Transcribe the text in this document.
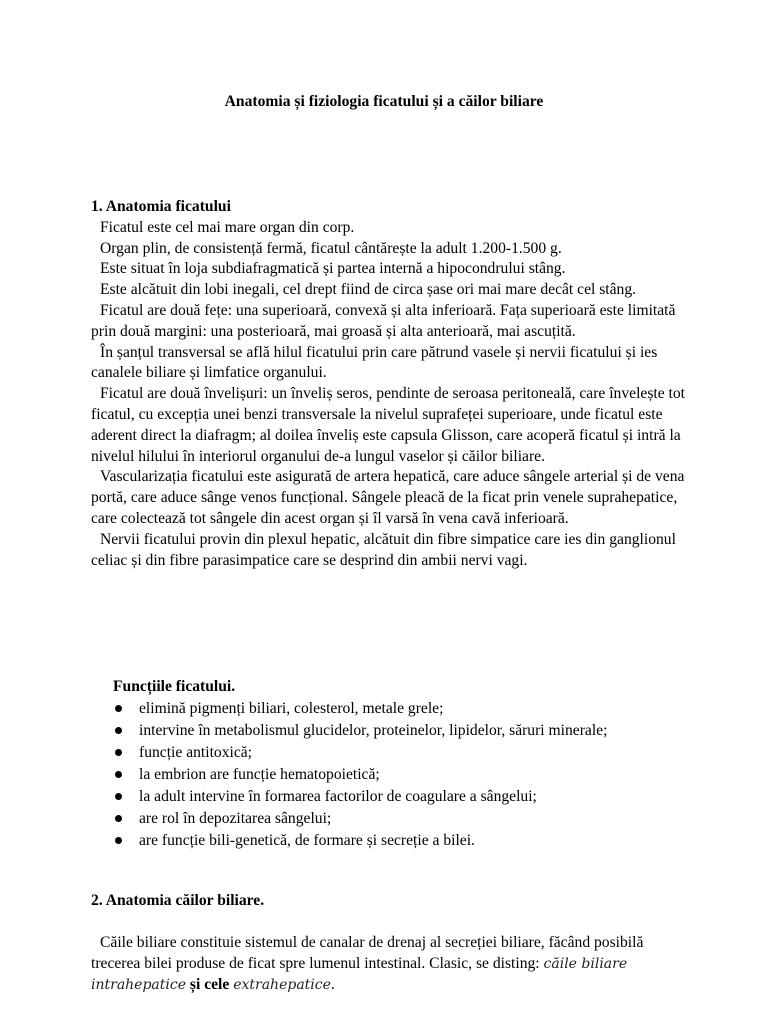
Anatomia și fiziologia ficatului și a căilor biliare
1. Anatomia ficatului
Ficatul este cel mai mare organ din corp.
Organ plin, de consistență fermă, ficatul cântărește la adult 1.200-1.500 g.
Este situat în loja subdiafragmatică și partea internă a hipocondrului stâng.
Este alcătuit din lobi inegali, cel drept fiind de circa șase ori mai mare decât cel stâng.
Ficatul are două fețe: una superioară, convexă și alta inferioară. Fața superioară este limitată prin două margini: una posterioară, mai groasă și alta anterioară, mai ascuțită.
În șanțul transversal se află hilul ficatului prin care pătrund vasele și nervii ficatului și ies canalele biliare și limfatice organului.
Ficatul are două învelișuri: un înveliș seros, pendinte de seroasa peritoneală, care învelește tot ficatul, cu excepția unei benzi transversale la nivelul suprafeței superioare, unde ficatul este aderent direct la diafragm; al doilea înveliș este capsula Glisson, care acoperă ficatul și intră la nivelul hilului în interiorul organului de-a lungul vaselor și căilor biliare.
Vascularizația ficatului este asigurată de artera hepatică, care aduce sângele arterial și de vena portă, care aduce sânge venos funcțional. Sângele pleacă de la ficat prin venele suprahepatice, care colectează tot sângele din acest organ și îl varsă în vena cavă inferioară.
Nervii ficatului provin din plexul hepatic, alcătuit din fibre simpatice care ies din ganglionul celiac și din fibre parasimpatice care se desprind din ambii nervi vagi.
Funcțiile ficatului.
elimină pigmenți biliari, colesterol, metale grele;
intervine în metabolismul glucidelor, proteinelor, lipidelor, săruri minerale;
funcție antitoxică;
la embrion are funcție hematopoietică;
la adult intervine în formarea factorilor de coagulare a sângelui;
are rol în depozitarea sângelui;
are funcție bili-genetică, de formare și secreție a bilei.
2. Anatomia căilor biliare.
Căile biliare constituie sistemul de canalar de drenaj al secreției biliare, făcând posibilă trecerea bilei produse de ficat spre lumenul intestinal. Clasic, se disting: căile biliare intrahepatice și cele extrahepatice.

→ **Exercise description**:
Where a line above holds the string "bilei", copy that line.

→ **Result of this exercise**:
are funcție bili-genetică, de formare și secreție a bilei.
Căile biliare constituie sistemul de canalar de drenaj al secreției biliare, făcând posibilă trecerea bilei produse de ficat spre lumenul intestinal. Clasic, se disting: căile biliare intrahepatice și cele extrahepatice.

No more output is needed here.